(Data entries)
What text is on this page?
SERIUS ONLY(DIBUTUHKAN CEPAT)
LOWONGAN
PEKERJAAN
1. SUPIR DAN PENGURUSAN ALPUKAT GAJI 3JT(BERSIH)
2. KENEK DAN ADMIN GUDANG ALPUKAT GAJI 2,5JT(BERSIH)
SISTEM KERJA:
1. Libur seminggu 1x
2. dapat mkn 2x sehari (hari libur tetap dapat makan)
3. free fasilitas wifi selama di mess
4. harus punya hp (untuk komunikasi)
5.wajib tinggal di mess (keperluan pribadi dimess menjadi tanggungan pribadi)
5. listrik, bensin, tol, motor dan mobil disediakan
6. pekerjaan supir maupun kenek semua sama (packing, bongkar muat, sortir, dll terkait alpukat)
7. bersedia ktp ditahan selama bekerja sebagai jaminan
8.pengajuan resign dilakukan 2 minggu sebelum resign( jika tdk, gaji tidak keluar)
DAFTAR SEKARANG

--

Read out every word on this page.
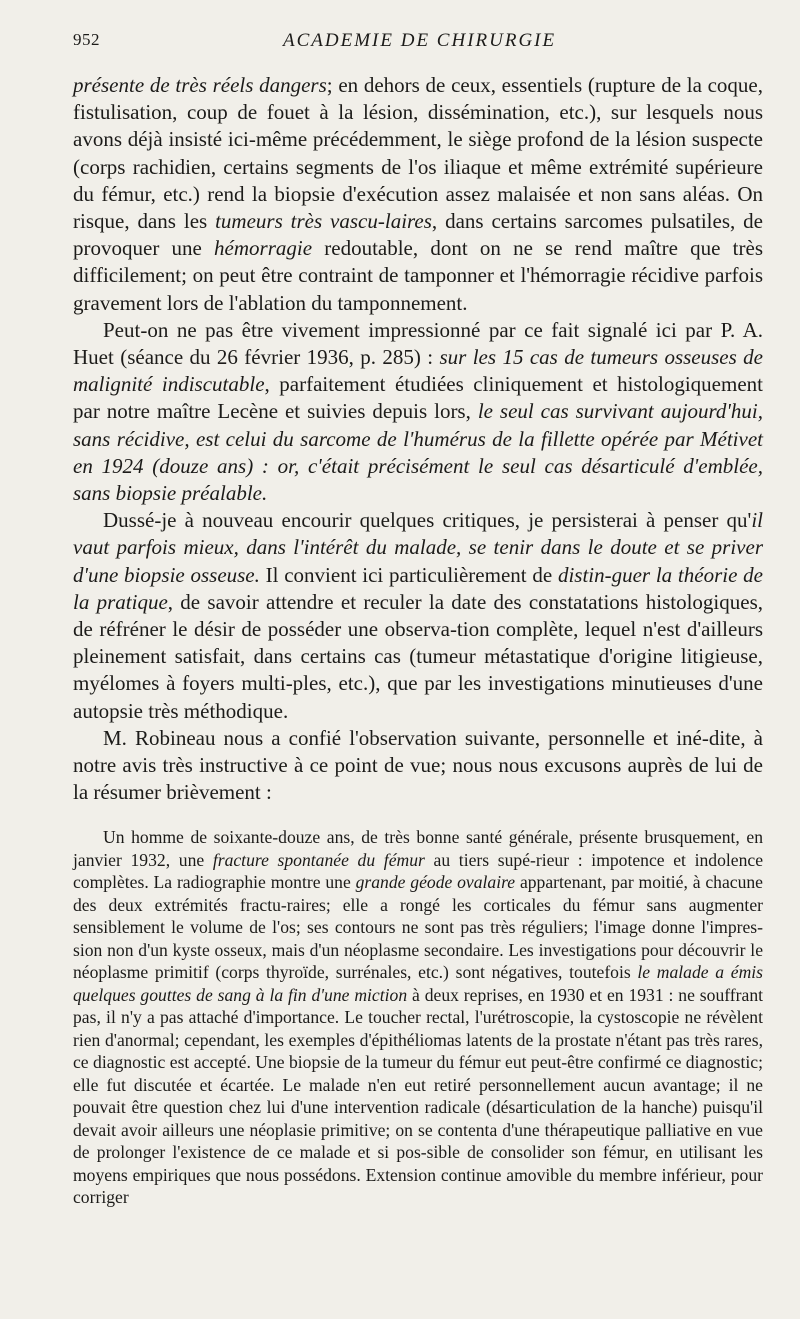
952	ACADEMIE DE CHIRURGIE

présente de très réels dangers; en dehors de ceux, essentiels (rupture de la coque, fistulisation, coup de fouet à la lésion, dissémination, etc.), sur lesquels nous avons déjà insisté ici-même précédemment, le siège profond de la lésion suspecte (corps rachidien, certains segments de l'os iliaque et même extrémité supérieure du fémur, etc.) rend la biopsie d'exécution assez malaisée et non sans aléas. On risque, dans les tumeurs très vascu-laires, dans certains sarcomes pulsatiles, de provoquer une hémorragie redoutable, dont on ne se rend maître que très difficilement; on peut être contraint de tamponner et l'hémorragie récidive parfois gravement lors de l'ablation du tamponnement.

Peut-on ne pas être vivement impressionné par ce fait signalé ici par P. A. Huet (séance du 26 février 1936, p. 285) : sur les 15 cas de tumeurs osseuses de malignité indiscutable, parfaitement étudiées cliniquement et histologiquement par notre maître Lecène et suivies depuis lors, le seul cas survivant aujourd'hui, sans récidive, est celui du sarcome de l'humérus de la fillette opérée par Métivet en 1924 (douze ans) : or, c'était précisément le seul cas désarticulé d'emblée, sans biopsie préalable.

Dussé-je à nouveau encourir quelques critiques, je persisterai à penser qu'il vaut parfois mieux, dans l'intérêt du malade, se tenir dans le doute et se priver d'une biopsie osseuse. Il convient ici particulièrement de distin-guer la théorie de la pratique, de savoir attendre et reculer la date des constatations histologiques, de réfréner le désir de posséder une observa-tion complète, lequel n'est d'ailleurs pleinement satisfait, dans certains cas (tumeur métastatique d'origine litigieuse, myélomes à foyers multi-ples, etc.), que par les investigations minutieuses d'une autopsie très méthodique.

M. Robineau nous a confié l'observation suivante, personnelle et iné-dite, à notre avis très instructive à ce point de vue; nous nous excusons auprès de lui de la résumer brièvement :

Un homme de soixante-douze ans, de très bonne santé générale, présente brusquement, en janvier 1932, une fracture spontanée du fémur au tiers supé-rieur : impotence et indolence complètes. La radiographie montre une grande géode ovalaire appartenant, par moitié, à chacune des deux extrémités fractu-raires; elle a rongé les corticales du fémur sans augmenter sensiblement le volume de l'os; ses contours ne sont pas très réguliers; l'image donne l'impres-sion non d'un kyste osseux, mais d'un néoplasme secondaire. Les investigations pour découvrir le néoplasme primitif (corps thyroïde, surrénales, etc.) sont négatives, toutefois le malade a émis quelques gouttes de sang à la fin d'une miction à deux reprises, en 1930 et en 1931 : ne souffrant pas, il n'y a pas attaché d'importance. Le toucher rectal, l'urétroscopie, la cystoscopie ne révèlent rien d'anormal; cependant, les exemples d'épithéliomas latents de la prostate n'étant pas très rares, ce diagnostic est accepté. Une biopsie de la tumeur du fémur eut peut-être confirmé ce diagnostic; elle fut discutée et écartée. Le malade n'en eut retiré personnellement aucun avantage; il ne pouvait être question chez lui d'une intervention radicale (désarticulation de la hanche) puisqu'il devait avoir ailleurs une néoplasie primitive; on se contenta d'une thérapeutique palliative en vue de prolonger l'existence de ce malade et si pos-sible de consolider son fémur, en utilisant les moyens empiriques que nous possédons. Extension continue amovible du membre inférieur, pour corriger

*WORK TO COMPLETE:* List all lines from the entries that include the word "page".

*EXERCISE RESPONSE:*
What text is on this page?
Read out every word on this page.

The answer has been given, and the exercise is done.